[Brief]: Omit the pictures, please, and give each record below again exactly.

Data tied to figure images
----------

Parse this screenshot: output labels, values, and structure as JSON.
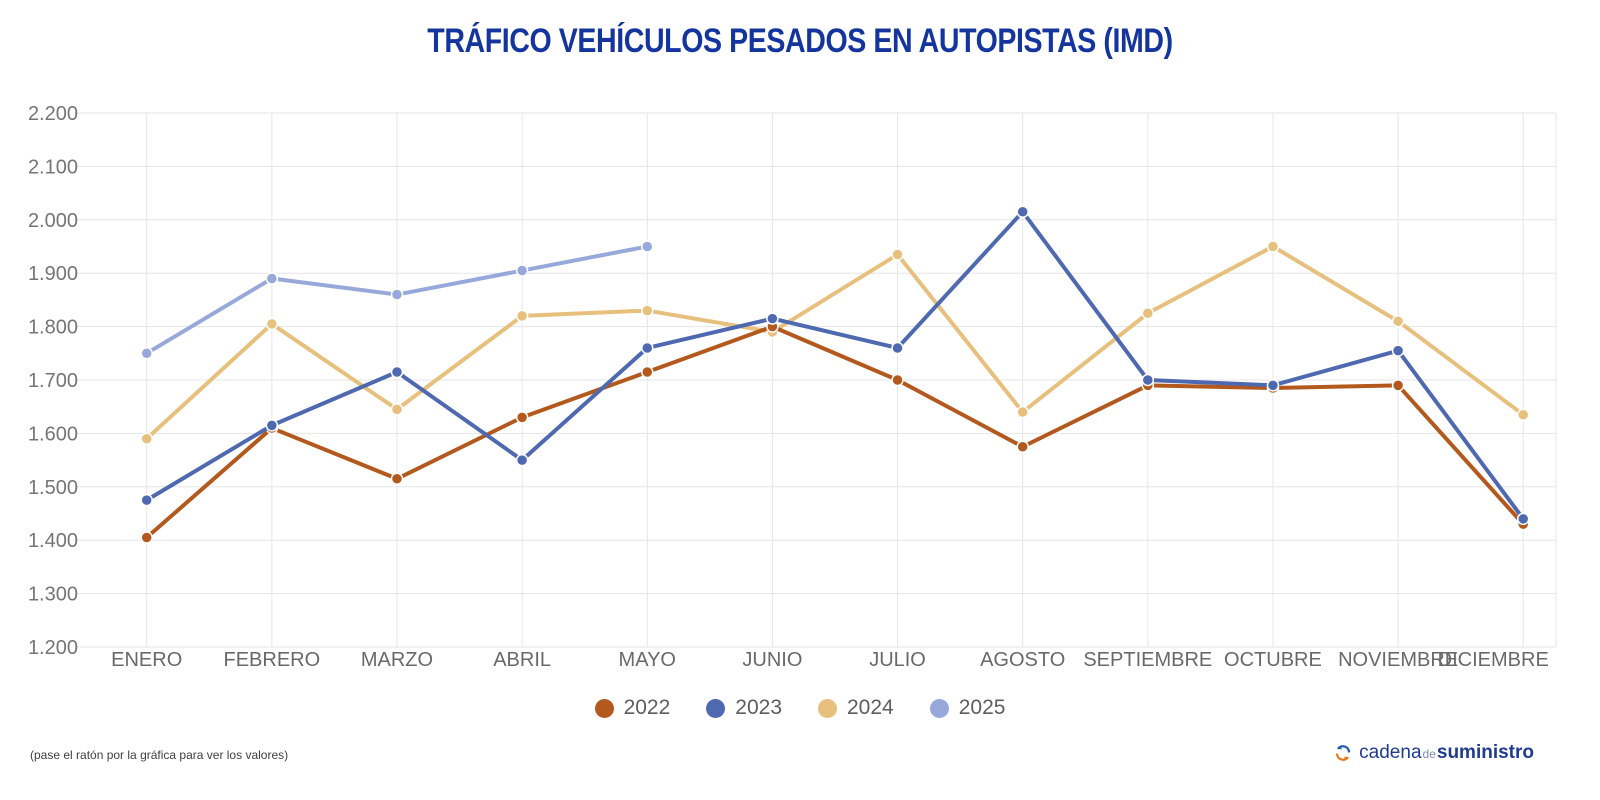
{
  "chart_data": {
    "type": "line",
    "title": "TRÁFICO VEHÍCULOS PESADOS EN AUTOPISTAS (IMD)",
    "categories": [
      "ENERO",
      "FEBRERO",
      "MARZO",
      "ABRIL",
      "MAYO",
      "JUNIO",
      "JULIO",
      "AGOSTO",
      "SEPTIEMBRE",
      "OCTUBRE",
      "NOVIEMBRE",
      "DICIEMBRE"
    ],
    "series": [
      {
        "name": "2022",
        "color": "#b4591e",
        "values": [
          1405,
          1610,
          1515,
          1630,
          1715,
          1800,
          1700,
          1575,
          1690,
          1685,
          1690,
          1430
        ]
      },
      {
        "name": "2023",
        "color": "#4f69b1",
        "values": [
          1475,
          1615,
          1715,
          1550,
          1760,
          1815,
          1760,
          2015,
          1700,
          1690,
          1755,
          1440
        ]
      },
      {
        "name": "2024",
        "color": "#e7c07d",
        "values": [
          1590,
          1805,
          1645,
          1820,
          1830,
          1790,
          1935,
          1640,
          1825,
          1950,
          1810,
          1635
        ]
      },
      {
        "name": "2025",
        "color": "#97a9da",
        "values": [
          1750,
          1890,
          1860,
          1905,
          1950,
          null,
          null,
          null,
          null,
          null,
          null,
          null
        ]
      }
    ],
    "ylim": [
      1200,
      2200
    ],
    "ytick_step": 100,
    "grid": true,
    "legend_position": "bottom",
    "axis_text_color": "#757575",
    "grid_color": "#e6e6e6"
  },
  "footer": {
    "note": "(pase el ratón por la gráfica para ver los valores)",
    "logo": {
      "word1": "cadena",
      "word2": "de",
      "word3": "suministro"
    }
  }
}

----------

[Solution to this exercise]:
Parse this screenshot: output labels, values, and structure as JSON.
{
  "chart_data": {
    "type": "line",
    "title": "TRÁFICO VEHÍCULOS PESADOS EN AUTOPISTAS (IMD)",
    "categories": [
      "ENERO",
      "FEBRERO",
      "MARZO",
      "ABRIL",
      "MAYO",
      "JUNIO",
      "JULIO",
      "AGOSTO",
      "SEPTIEMBRE",
      "OCTUBRE",
      "NOVIEMBRE",
      "DICIEMBRE"
    ],
    "series": [
      {
        "name": "2022",
        "color": "#b4591e",
        "values": [
          1405,
          1610,
          1515,
          1630,
          1715,
          1800,
          1700,
          1575,
          1690,
          1685,
          1690,
          1430
        ]
      },
      {
        "name": "2023",
        "color": "#4f69b1",
        "values": [
          1475,
          1615,
          1715,
          1550,
          1760,
          1815,
          1760,
          2015,
          1700,
          1690,
          1755,
          1440
        ]
      },
      {
        "name": "2024",
        "color": "#e7c07d",
        "values": [
          1590,
          1805,
          1645,
          1820,
          1830,
          1790,
          1935,
          1640,
          1825,
          1950,
          1810,
          1635
        ]
      },
      {
        "name": "2025",
        "color": "#97a9da",
        "values": [
          1750,
          1890,
          1860,
          1905,
          1950,
          null,
          null,
          null,
          null,
          null,
          null,
          null
        ]
      }
    ],
    "ylim": [
      1200,
      2200
    ],
    "ytick_step": 100,
    "grid": true,
    "legend_position": "bottom",
    "axis_text_color": "#757575",
    "grid_color": "#e6e6e6"
  },
  "footer": {
    "note": "(pase el ratón por la gráfica para ver los valores)",
    "logo": {
      "word1": "cadena",
      "word2": "de",
      "word3": "suministro"
    }
  }
}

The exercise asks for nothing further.